■ EXERCISE DESCRIPTION ■
Below are some entries. Output each one exactly as it appears.

■ DATA PROVIDED ■
━━━━━━━━━━

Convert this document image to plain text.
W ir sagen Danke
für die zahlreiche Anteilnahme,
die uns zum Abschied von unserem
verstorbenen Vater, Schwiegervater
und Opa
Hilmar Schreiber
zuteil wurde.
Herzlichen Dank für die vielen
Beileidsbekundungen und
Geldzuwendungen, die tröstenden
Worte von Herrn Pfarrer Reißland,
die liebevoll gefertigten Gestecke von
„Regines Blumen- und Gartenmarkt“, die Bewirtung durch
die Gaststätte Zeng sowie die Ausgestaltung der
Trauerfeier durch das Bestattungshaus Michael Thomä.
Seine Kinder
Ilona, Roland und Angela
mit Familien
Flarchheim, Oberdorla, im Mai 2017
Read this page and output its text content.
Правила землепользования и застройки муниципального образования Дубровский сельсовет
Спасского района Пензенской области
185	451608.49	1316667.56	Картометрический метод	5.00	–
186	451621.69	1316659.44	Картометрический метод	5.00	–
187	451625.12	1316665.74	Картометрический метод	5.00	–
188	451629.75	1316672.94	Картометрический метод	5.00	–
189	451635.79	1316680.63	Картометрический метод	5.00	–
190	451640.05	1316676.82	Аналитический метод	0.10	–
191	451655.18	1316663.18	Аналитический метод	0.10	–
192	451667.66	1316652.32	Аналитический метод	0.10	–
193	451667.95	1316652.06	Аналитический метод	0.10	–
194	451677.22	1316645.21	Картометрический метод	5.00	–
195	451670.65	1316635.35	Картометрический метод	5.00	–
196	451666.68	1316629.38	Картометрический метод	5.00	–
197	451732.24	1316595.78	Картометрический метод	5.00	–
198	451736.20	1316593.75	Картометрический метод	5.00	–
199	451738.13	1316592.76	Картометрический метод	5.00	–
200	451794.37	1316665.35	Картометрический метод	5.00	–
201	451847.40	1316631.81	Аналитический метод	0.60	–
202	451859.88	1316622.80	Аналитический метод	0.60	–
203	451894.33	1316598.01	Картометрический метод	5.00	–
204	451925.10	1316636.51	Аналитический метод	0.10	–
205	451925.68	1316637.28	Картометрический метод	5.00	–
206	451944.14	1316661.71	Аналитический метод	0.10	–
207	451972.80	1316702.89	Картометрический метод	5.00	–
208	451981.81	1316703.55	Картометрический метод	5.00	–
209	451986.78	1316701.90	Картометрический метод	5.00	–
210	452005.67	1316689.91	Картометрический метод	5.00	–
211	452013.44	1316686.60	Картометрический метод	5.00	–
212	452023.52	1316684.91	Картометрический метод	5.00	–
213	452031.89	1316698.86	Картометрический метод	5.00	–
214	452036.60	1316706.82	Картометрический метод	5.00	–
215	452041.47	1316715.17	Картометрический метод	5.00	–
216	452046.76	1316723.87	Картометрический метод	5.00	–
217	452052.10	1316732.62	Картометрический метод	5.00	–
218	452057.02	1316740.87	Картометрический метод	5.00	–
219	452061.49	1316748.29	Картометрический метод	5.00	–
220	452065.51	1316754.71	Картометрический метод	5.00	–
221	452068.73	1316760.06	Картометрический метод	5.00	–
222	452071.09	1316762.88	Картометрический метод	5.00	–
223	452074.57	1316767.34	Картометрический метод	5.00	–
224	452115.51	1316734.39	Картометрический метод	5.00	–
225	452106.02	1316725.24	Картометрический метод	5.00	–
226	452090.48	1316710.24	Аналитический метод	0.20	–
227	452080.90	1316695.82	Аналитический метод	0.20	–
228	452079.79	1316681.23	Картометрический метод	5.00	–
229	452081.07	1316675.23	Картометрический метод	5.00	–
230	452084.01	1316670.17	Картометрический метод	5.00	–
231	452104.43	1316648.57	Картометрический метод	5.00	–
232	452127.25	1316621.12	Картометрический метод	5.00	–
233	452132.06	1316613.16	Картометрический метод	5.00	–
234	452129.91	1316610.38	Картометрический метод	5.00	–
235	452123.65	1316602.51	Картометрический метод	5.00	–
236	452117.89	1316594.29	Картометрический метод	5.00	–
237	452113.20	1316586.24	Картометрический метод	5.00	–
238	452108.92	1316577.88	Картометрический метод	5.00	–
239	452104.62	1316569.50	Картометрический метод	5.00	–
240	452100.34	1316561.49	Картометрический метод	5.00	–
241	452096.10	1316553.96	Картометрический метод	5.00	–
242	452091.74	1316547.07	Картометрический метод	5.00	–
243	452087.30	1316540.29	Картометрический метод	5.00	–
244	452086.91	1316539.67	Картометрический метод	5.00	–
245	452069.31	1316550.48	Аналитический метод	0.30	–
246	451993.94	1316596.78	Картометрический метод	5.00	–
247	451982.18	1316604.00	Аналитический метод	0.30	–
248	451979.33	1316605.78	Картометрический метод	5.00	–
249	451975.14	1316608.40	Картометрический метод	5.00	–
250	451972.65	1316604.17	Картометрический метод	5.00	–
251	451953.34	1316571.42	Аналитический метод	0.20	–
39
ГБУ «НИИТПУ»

━━━━━━━━━━

■ SOLUTION FOR THIS TASK ■
Convert this document image to plain text.
W ir sagen Danke
für die zahlreiche Anteilnahme,
die uns zum Abschied von unserem
verstorbenen Vater, Schwiegervater
und Opa
Hilmar Schreiber
zuteil wurde.
Herzlichen Dank für die vielen
Beileidsbekundungen und
Geldzuwendungen, die tröstenden
Worte von Herrn Pfarrer Reißland,
die liebevoll gefertigten Gestecke von
„Regines Blumen- und Gartenmarkt“, die Bewirtung durch
die Gaststätte Zeng sowie die Ausgestaltung der
Trauerfeier durch das Bestattungshaus Michael Thomä.
Seine Kinder
Ilona, Roland und Angela
mit Familien
Flarchheim, Oberdorla, im Mai 2017
Read this page and output its text content.
Правила землепользования и застройки муниципального образования Дубровский сельсовет
Спасского района Пензенской области
185	451608.49	1316667.56	Картометрический метод	5.00	–
186	451621.69	1316659.44	Картометрический метод	5.00	–
187	451625.12	1316665.74	Картометрический метод	5.00	–
188	451629.75	1316672.94	Картометрический метод	5.00	–
189	451635.79	1316680.63	Картометрический метод	5.00	–
190	451640.05	1316676.82	Аналитический метод	0.10	–
191	451655.18	1316663.18	Аналитический метод	0.10	–
192	451667.66	1316652.32	Аналитический метод	0.10	–
193	451667.95	1316652.06	Аналитический метод	0.10	–
194	451677.22	1316645.21	Картометрический метод	5.00	–
195	451670.65	1316635.35	Картометрический метод	5.00	–
196	451666.68	1316629.38	Картометрический метод	5.00	–
197	451732.24	1316595.78	Картометрический метод	5.00	–
198	451736.20	1316593.75	Картометрический метод	5.00	–
199	451738.13	1316592.76	Картометрический метод	5.00	–
200	451794.37	1316665.35	Картометрический метод	5.00	–
201	451847.40	1316631.81	Аналитический метод	0.60	–
202	451859.88	1316622.80	Аналитический метод	0.60	–
203	451894.33	1316598.01	Картометрический метод	5.00	–
204	451925.10	1316636.51	Аналитический метод	0.10	–
205	451925.68	1316637.28	Картометрический метод	5.00	–
206	451944.14	1316661.71	Аналитический метод	0.10	–
207	451972.80	1316702.89	Картометрический метод	5.00	–
208	451981.81	1316703.55	Картометрический метод	5.00	–
209	451986.78	1316701.90	Картометрический метод	5.00	–
210	452005.67	1316689.91	Картометрический метод	5.00	–
211	452013.44	1316686.60	Картометрический метод	5.00	–
212	452023.52	1316684.91	Картометрический метод	5.00	–
213	452031.89	1316698.86	Картометрический метод	5.00	–
214	452036.60	1316706.82	Картометрический метод	5.00	–
215	452041.47	1316715.17	Картометрический метод	5.00	–
216	452046.76	1316723.87	Картометрический метод	5.00	–
217	452052.10	1316732.62	Картометрический метод	5.00	–
218	452057.02	1316740.87	Картометрический метод	5.00	–
219	452061.49	1316748.29	Картометрический метод	5.00	–
220	452065.51	1316754.71	Картометрический метод	5.00	–
221	452068.73	1316760.06	Картометрический метод	5.00	–
222	452071.09	1316762.88	Картометрический метод	5.00	–
223	452074.57	1316767.34	Картометрический метод	5.00	–
224	452115.51	1316734.39	Картометрический метод	5.00	–
225	452106.02	1316725.24	Картометрический метод	5.00	–
226	452090.48	1316710.24	Аналитический метод	0.20	–
227	452080.90	1316695.82	Аналитический метод	0.20	–
228	452079.79	1316681.23	Картометрический метод	5.00	–
229	452081.07	1316675.23	Картометрический метод	5.00	–
230	452084.01	1316670.17	Картометрический метод	5.00	–
231	452104.43	1316648.57	Картометрический метод	5.00	–
232	452127.25	1316621.12	Картометрический метод	5.00	–
233	452132.06	1316613.16	Картометрический метод	5.00	–
234	452129.91	1316610.38	Картометрический метод	5.00	–
235	452123.65	1316602.51	Картометрический метод	5.00	–
236	452117.89	1316594.29	Картометрический метод	5.00	–
237	452113.20	1316586.24	Картометрический метод	5.00	–
238	452108.92	1316577.88	Картометрический метод	5.00	–
239	452104.62	1316569.50	Картометрический метод	5.00	–
240	452100.34	1316561.49	Картометрический метод	5.00	–
241	452096.10	1316553.96	Картометрический метод	5.00	–
242	452091.74	1316547.07	Картометрический метод	5.00	–
243	452087.30	1316540.29	Картометрический метод	5.00	–
244	452086.91	1316539.67	Картометрический метод	5.00	–
245	452069.31	1316550.48	Аналитический метод	0.30	–
246	451993.94	1316596.78	Картометрический метод	5.00	–
247	451982.18	1316604.00	Аналитический метод	0.30	–
248	451979.33	1316605.78	Картометрический метод	5.00	–
249	451975.14	1316608.40	Картометрический метод	5.00	–
250	451972.65	1316604.17	Картометрический метод	5.00	–
251	451953.34	1316571.42	Аналитический метод	0.20	–
39
ГБУ «НИИТПУ»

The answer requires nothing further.